» Work to complete
Write the entries below out again exactly; any picture in them stays out.

» Material shown
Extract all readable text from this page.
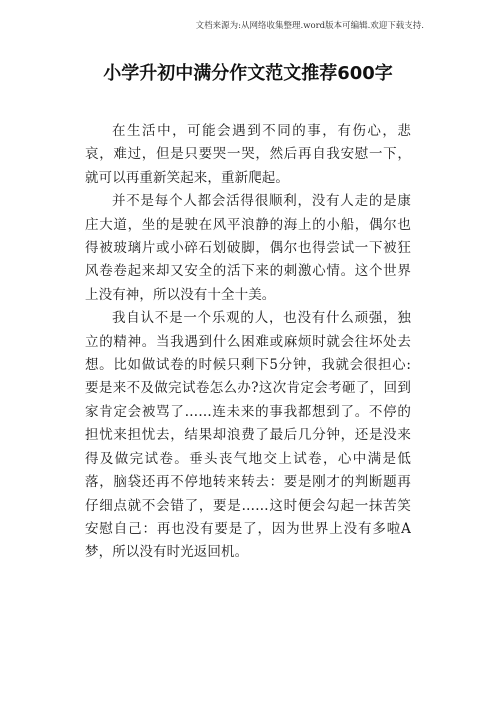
文档来源为:从网络收集整理.word版本可编辑.欢迎下载支持.
小学升初中满分作文范文推荐600字

在生活中，可能会遇到不同的事，有伤心，悲哀，难过，但是只要哭一哭，然后再自我安慰一下，就可以再重新笑起来，重新爬起。

并不是每个人都会活得很顺利，没有人走的是康庄大道，坐的是驶在风平浪静的海上的小船，偶尔也得被玻璃片或小碎石划破脚，偶尔也得尝试一下被狂风卷卷起来却又安全的活下来的刺激心情。这个世界上没有神，所以没有十全十美。

我自认不是一个乐观的人，也没有什么顽强，独立的精神。当我遇到什么困难或麻烦时就会往坏处去想。比如做试卷的时候只剩下5分钟，我就会很担心:要是来不及做完试卷怎么办?这次肯定会考砸了，回到家肯定会被骂了……连未来的事我都想到了。不停的担忧来担忧去，结果却浪费了最后几分钟，还是没来得及做完试卷。垂头丧气地交上试卷，心中满是低落，脑袋还再不停地转来转去：要是刚才的判断题再仔细点就不会错了，要是……这时便会勾起一抹苦笑安慰自己：再也没有要是了，因为世界上没有多啦A梦，所以没有时光返回机。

» Problem solution
Extract all readable text from this page.
文档来源为:从网络收集整理.word版本可编辑.欢迎下载支持.
小学升初中满分作文范文推荐600字

在生活中，可能会遇到不同的事，有伤心，悲哀，难过，但是只要哭一哭，然后再自我安慰一下，就可以再重新笑起来，重新爬起。

并不是每个人都会活得很顺利，没有人走的是康庄大道，坐的是驶在风平浪静的海上的小船，偶尔也得被玻璃片或小碎石划破脚，偶尔也得尝试一下被狂风卷卷起来却又安全的活下来的刺激心情。这个世界上没有神，所以没有十全十美。

我自认不是一个乐观的人，也没有什么顽强，独立的精神。当我遇到什么困难或麻烦时就会往坏处去想。比如做试卷的时候只剩下5分钟，我就会很担心:要是来不及做完试卷怎么办?这次肯定会考砸了，回到家肯定会被骂了……连未来的事我都想到了。不停的担忧来担忧去，结果却浪费了最后几分钟，还是没来得及做完试卷。垂头丧气地交上试卷，心中满是低落，脑袋还再不停地转来转去：要是刚才的判断题再仔细点就不会错了，要是……这时便会勾起一抹苦笑安慰自己：再也没有要是了，因为世界上没有多啦A梦，所以没有时光返回机。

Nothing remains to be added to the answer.